▶ REQUIRED WORK
Copy out, word for word, the lines starting with the one that contains "List all visible" and going on through the one that contains "stat-value: 17.7K (353, 249, 412, 270)".

━━━ STORED RECORDS

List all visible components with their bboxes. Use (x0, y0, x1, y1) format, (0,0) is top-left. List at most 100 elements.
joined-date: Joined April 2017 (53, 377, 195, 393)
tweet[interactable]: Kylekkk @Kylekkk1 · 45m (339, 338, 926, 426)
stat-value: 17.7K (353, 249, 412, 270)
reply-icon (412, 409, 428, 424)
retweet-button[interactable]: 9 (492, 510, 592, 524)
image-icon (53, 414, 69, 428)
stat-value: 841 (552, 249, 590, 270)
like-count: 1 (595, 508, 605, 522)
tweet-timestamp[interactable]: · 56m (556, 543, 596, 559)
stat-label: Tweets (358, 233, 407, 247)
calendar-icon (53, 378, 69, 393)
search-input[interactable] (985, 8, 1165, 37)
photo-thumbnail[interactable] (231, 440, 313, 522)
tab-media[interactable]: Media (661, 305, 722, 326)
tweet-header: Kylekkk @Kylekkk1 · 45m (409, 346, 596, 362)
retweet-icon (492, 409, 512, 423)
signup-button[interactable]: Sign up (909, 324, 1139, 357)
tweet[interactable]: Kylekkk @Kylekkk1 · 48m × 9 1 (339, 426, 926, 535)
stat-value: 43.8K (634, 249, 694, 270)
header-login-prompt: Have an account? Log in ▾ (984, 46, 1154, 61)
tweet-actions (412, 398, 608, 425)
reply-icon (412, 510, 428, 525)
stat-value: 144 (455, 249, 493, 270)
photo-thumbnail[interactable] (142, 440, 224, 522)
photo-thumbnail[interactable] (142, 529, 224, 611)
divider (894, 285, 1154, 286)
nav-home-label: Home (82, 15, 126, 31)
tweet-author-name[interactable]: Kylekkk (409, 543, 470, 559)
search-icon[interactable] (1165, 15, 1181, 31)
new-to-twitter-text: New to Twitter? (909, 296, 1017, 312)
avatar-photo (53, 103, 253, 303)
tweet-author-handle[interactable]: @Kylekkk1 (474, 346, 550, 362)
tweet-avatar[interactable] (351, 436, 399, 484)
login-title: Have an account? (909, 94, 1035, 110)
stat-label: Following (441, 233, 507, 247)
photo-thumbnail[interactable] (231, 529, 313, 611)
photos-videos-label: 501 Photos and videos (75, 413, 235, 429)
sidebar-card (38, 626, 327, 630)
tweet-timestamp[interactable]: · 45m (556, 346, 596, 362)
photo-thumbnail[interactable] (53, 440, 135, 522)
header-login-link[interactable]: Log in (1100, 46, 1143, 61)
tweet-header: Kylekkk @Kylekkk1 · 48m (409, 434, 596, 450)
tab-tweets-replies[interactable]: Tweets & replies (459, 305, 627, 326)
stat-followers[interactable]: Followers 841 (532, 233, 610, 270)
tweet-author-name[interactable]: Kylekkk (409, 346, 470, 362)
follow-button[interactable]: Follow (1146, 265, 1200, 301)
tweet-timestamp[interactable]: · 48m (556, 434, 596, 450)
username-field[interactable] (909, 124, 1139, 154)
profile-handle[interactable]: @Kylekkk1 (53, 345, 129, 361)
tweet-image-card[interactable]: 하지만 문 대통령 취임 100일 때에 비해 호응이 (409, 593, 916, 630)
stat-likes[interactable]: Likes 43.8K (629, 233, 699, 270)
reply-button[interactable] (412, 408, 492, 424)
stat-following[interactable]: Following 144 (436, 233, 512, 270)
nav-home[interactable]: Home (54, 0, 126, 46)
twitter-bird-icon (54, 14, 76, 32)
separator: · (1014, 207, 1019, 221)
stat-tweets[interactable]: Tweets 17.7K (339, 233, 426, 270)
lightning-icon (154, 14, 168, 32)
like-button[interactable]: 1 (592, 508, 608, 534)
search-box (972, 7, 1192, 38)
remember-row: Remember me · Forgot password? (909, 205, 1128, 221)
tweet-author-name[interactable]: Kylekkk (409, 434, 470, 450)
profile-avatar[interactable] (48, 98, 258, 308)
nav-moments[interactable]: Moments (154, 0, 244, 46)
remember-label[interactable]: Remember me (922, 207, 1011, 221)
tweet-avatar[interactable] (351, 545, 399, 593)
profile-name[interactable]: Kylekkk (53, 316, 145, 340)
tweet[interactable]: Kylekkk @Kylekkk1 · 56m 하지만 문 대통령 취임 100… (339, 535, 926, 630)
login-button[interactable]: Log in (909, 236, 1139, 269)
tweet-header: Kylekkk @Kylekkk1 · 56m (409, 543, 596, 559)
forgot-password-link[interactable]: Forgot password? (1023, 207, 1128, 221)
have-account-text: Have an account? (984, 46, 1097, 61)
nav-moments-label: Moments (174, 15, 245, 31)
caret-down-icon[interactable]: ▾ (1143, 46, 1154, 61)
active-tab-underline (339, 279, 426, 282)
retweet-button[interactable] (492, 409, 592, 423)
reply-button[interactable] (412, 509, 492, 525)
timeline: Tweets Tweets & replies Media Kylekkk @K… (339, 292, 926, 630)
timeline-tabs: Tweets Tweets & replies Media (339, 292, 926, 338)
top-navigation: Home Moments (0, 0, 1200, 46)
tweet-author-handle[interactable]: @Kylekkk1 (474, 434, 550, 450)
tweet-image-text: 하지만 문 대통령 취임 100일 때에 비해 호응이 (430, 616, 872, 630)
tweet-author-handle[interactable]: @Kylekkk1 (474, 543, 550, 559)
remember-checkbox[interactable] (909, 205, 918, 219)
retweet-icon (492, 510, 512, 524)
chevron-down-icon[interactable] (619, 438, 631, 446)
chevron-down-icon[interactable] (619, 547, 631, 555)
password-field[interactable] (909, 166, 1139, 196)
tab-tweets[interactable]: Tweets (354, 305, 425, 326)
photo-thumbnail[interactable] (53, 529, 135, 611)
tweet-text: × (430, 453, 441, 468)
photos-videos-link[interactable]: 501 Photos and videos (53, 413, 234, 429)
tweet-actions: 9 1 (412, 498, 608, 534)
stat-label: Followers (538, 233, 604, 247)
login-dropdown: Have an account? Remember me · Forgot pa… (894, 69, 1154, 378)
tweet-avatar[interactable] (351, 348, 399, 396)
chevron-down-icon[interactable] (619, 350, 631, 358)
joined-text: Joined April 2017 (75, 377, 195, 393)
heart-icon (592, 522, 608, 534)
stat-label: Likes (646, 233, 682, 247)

━━━━━━
━━━ STORED RECORDS

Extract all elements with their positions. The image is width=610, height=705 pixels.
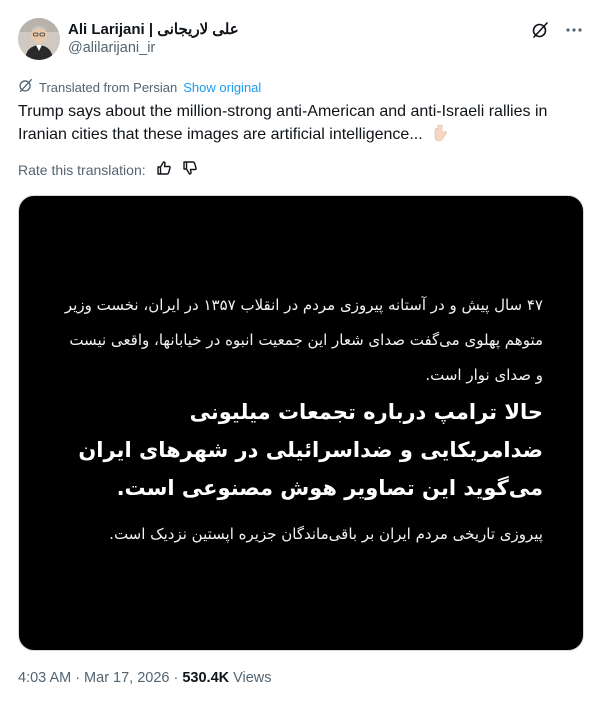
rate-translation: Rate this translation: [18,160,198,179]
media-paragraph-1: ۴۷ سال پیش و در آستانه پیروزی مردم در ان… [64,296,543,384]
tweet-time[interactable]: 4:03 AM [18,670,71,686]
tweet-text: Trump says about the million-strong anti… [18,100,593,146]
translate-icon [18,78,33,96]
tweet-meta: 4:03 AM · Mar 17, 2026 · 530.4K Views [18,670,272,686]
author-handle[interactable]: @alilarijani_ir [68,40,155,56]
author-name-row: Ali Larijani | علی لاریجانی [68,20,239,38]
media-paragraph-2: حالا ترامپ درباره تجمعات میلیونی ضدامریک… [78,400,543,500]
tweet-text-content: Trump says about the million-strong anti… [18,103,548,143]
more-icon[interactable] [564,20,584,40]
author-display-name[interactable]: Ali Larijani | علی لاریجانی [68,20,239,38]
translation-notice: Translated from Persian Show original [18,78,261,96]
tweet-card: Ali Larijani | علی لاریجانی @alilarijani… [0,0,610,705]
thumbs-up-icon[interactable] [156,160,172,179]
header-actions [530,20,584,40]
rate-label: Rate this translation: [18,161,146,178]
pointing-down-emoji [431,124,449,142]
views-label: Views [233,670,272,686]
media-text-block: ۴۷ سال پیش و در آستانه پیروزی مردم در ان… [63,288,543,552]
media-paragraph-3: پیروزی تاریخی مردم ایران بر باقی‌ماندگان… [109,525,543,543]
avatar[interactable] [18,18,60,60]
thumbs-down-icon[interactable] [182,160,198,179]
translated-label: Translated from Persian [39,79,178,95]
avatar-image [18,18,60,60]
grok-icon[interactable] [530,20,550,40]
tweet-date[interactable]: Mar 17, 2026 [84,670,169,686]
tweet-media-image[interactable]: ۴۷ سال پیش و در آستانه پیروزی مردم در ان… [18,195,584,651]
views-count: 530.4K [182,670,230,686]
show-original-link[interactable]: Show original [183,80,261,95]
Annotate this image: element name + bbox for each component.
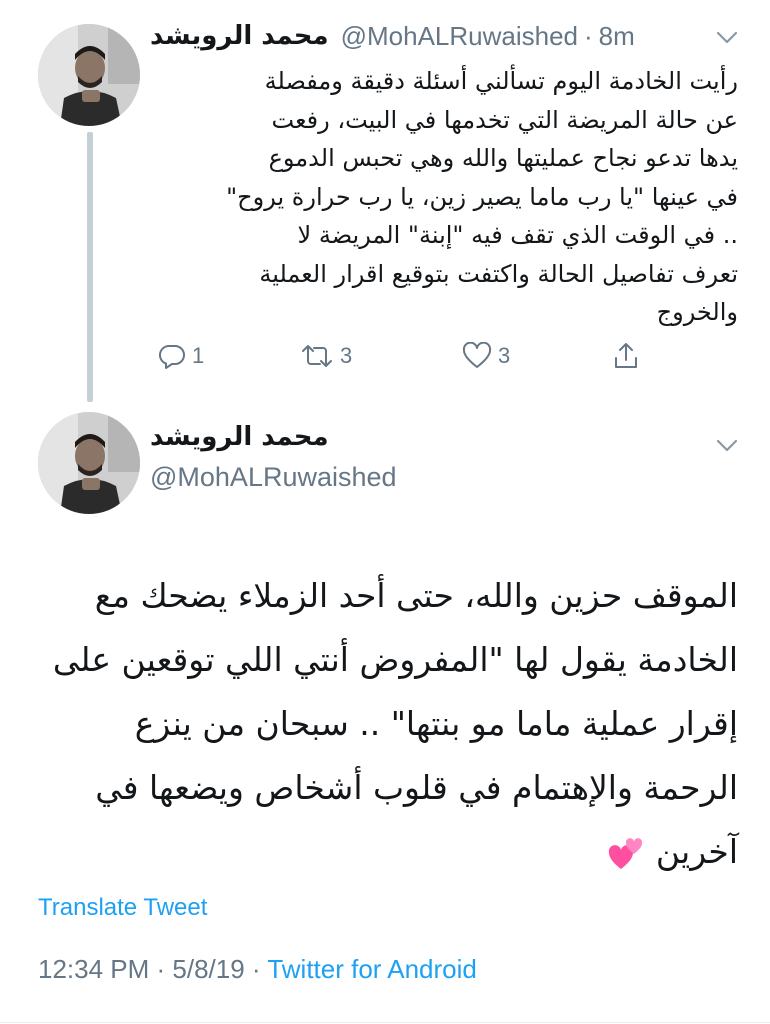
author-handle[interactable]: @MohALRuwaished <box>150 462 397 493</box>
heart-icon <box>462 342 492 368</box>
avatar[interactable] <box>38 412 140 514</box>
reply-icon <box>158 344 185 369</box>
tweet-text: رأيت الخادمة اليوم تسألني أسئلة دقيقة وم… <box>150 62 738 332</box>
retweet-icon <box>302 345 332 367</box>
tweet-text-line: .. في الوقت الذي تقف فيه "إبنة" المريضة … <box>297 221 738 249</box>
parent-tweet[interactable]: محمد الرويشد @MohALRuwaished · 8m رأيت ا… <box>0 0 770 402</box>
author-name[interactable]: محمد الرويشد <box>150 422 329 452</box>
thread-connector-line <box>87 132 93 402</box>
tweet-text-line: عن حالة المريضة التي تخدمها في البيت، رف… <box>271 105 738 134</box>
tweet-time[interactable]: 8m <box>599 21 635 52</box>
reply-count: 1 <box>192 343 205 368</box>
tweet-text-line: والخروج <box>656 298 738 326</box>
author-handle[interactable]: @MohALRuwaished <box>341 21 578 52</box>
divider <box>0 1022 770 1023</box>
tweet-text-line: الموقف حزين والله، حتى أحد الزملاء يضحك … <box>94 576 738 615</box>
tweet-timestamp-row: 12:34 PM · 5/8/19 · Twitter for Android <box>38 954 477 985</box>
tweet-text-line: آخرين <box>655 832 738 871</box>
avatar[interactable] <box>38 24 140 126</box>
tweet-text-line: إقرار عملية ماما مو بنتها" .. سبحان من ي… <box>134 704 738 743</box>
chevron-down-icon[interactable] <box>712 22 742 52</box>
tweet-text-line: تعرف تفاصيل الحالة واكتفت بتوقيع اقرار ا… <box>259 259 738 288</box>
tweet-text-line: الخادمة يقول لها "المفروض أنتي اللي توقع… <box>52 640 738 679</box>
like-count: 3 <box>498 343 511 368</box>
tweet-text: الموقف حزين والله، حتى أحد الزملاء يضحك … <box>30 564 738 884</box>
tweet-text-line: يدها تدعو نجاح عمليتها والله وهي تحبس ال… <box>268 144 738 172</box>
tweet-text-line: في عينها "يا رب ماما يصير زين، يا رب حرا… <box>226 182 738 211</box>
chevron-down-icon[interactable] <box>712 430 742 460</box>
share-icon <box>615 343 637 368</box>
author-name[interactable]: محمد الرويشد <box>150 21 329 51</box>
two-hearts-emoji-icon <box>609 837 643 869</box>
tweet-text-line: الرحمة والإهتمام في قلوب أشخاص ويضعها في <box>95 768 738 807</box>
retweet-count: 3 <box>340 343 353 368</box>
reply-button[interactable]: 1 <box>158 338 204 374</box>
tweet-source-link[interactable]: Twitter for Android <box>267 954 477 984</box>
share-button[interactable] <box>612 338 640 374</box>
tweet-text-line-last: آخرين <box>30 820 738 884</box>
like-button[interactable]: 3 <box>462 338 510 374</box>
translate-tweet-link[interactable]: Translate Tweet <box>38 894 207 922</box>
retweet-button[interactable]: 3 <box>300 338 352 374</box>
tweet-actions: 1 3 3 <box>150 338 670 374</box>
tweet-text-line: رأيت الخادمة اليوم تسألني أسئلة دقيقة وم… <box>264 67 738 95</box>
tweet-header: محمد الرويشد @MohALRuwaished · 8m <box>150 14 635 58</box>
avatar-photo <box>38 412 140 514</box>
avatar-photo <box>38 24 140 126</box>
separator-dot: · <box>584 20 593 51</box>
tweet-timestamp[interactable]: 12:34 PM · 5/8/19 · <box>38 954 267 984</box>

━━━━━━
━━━ STORED RECORDS

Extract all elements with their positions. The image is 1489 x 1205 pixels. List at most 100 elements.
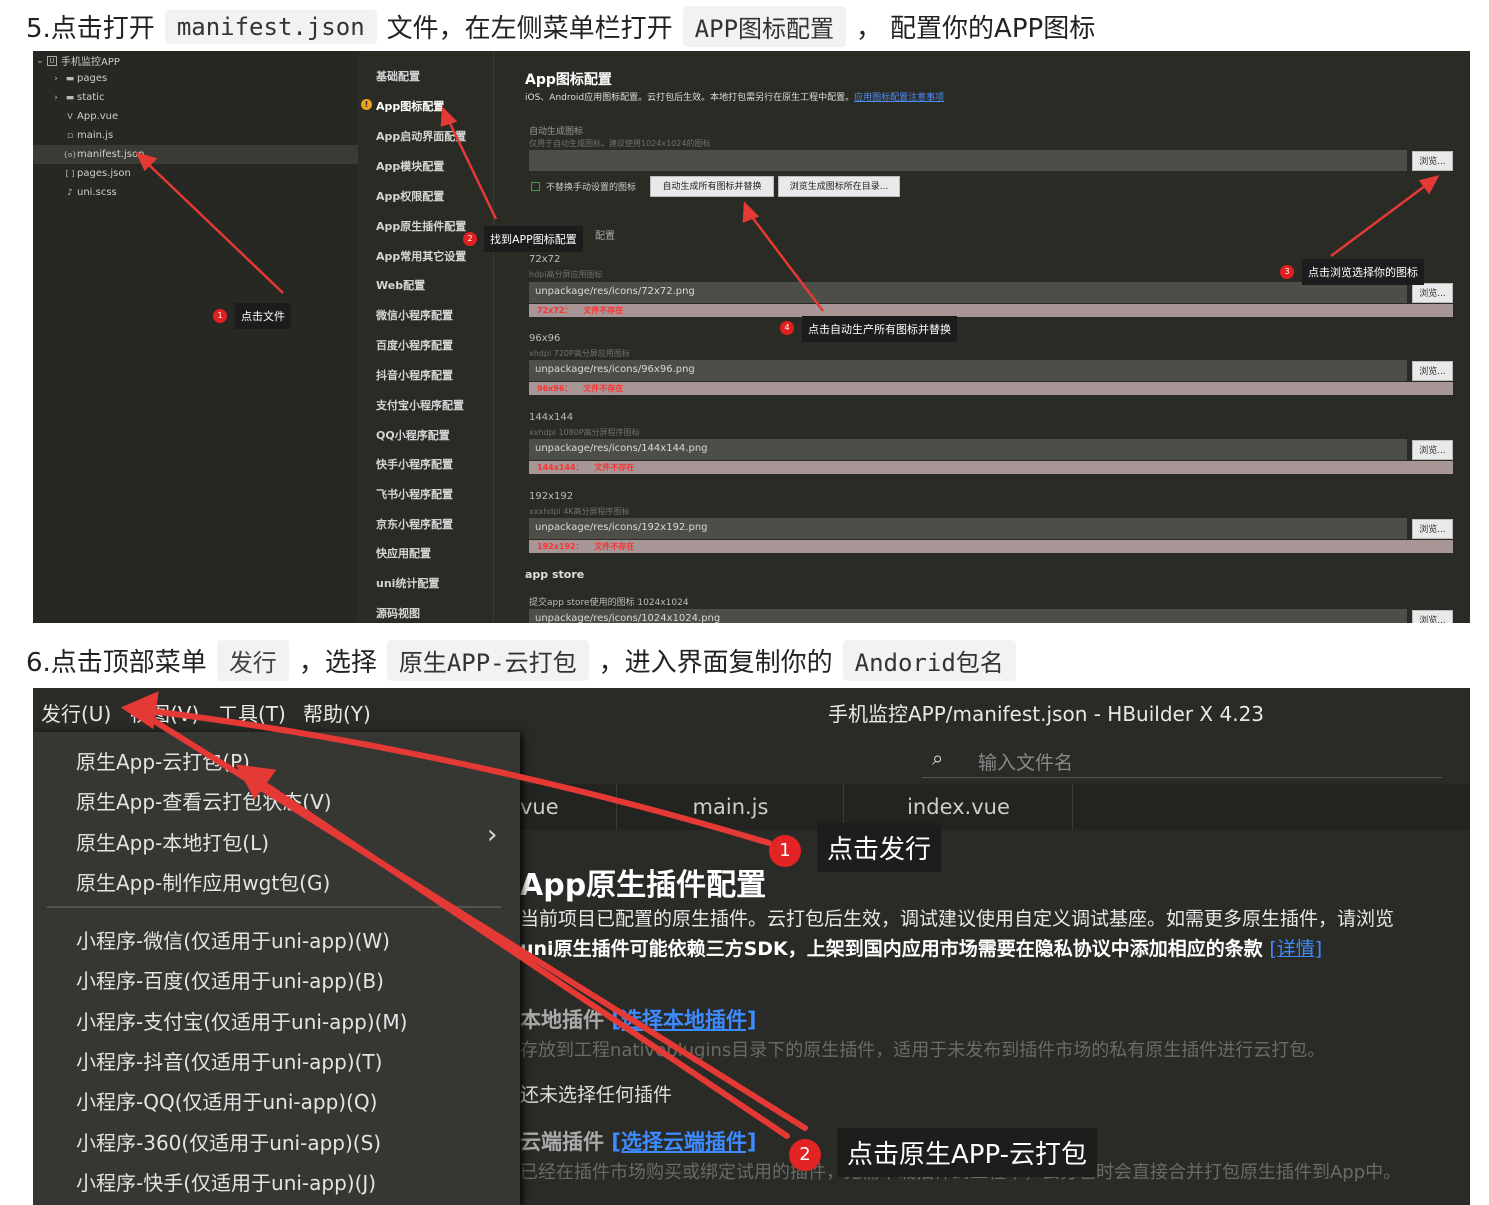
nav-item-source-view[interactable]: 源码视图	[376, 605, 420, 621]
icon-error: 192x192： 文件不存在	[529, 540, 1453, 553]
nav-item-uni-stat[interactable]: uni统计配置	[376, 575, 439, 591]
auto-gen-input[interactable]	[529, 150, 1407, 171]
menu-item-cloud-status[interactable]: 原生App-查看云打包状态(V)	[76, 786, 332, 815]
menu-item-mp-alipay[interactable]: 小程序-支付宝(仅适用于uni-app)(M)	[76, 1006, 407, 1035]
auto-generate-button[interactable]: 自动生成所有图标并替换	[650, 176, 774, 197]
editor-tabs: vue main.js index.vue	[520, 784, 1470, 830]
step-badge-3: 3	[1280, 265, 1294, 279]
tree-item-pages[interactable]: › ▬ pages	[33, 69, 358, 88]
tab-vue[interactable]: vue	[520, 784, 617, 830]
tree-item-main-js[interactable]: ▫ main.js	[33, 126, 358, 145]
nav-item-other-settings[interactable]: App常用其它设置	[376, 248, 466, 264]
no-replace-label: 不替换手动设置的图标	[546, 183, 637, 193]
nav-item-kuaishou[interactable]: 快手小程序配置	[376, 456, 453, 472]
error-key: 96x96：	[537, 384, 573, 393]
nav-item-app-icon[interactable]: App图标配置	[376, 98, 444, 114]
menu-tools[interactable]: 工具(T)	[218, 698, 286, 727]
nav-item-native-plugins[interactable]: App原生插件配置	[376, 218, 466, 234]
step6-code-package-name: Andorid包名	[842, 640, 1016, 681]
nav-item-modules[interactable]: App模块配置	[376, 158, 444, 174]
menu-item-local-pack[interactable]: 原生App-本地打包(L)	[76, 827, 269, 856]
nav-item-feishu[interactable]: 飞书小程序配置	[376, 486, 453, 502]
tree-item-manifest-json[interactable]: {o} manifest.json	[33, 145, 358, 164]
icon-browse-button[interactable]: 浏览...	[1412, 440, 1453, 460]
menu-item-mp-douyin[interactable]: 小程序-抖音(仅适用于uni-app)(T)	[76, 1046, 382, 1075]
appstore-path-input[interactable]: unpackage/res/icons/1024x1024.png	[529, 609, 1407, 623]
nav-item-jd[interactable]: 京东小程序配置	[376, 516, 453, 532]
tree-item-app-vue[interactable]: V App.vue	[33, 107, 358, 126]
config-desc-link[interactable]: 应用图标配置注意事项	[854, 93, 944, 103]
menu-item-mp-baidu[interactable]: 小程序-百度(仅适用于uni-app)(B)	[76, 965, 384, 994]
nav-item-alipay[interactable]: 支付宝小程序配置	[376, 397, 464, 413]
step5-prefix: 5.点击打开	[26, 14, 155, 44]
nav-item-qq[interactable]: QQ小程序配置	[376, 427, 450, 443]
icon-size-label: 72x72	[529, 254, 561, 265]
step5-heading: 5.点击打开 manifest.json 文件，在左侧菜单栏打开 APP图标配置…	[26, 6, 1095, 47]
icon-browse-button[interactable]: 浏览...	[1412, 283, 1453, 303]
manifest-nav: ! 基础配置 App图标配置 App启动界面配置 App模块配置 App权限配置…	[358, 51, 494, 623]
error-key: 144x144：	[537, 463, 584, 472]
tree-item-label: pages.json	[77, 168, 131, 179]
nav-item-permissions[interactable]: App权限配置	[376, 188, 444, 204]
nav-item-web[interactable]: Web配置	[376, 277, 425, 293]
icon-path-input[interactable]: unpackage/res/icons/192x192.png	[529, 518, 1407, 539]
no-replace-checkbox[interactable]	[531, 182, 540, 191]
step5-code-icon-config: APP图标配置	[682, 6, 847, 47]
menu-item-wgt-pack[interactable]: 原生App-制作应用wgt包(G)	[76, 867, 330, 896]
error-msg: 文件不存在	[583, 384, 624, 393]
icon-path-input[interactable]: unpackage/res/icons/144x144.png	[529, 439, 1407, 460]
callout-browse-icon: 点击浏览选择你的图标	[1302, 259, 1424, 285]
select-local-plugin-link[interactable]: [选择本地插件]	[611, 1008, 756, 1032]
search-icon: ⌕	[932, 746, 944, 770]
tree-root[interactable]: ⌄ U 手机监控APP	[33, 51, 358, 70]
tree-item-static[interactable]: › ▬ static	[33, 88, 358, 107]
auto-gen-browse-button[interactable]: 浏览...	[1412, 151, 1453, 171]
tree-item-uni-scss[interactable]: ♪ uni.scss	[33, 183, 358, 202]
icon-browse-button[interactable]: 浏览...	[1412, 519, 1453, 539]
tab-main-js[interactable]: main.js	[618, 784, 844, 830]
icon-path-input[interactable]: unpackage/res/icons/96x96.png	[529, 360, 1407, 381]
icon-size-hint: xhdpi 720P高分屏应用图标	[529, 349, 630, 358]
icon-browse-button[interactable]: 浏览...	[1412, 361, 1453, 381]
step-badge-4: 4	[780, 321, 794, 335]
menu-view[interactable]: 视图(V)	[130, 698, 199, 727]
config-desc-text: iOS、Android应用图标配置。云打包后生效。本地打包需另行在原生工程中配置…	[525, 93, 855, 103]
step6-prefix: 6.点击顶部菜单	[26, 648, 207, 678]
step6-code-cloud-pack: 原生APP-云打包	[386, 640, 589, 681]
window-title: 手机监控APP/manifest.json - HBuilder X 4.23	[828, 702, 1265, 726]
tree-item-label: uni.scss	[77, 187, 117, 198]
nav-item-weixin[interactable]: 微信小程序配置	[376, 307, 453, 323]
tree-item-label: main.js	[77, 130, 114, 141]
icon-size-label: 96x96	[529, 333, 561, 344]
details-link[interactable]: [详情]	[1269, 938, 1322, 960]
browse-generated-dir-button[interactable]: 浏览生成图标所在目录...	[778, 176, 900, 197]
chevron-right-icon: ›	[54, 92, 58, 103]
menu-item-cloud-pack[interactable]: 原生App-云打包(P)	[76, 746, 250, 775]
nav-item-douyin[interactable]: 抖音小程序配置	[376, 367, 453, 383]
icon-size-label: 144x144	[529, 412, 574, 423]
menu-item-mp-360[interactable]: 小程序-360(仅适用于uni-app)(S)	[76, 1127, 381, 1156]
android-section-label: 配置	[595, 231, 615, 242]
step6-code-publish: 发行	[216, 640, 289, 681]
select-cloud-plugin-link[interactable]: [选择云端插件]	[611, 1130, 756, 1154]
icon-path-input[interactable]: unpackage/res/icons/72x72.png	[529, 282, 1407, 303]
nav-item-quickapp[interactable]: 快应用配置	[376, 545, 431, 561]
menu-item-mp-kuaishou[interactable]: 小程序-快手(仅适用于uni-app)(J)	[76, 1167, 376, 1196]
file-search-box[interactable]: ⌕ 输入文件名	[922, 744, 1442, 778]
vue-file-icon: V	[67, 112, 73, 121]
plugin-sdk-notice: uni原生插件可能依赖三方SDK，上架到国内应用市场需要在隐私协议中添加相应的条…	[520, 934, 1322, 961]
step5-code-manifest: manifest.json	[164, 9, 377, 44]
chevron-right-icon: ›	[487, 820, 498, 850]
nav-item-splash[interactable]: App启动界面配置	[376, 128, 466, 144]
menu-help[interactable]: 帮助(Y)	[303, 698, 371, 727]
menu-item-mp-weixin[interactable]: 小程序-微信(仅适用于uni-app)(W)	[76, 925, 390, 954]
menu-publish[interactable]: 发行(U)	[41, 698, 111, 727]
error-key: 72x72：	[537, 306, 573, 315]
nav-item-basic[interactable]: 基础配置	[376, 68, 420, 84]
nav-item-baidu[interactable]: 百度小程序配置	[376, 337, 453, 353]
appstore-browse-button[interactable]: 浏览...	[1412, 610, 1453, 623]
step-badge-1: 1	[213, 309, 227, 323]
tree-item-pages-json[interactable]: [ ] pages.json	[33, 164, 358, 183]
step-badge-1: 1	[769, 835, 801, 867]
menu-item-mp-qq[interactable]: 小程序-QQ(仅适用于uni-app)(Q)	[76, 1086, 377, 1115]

━━━━━━

▶ OUTPUT BELOW
List all visible components with their bboxes. Use (x0, y0, x1, y1) format, (0,0) is top-left. List at most 100 elements.
joined-date: Joined April 2017 (53, 377, 195, 393)
tweet[interactable]: Kylekkk @Kylekkk1 · 45m (339, 338, 926, 426)
stat-value: 17.7K (353, 249, 412, 270)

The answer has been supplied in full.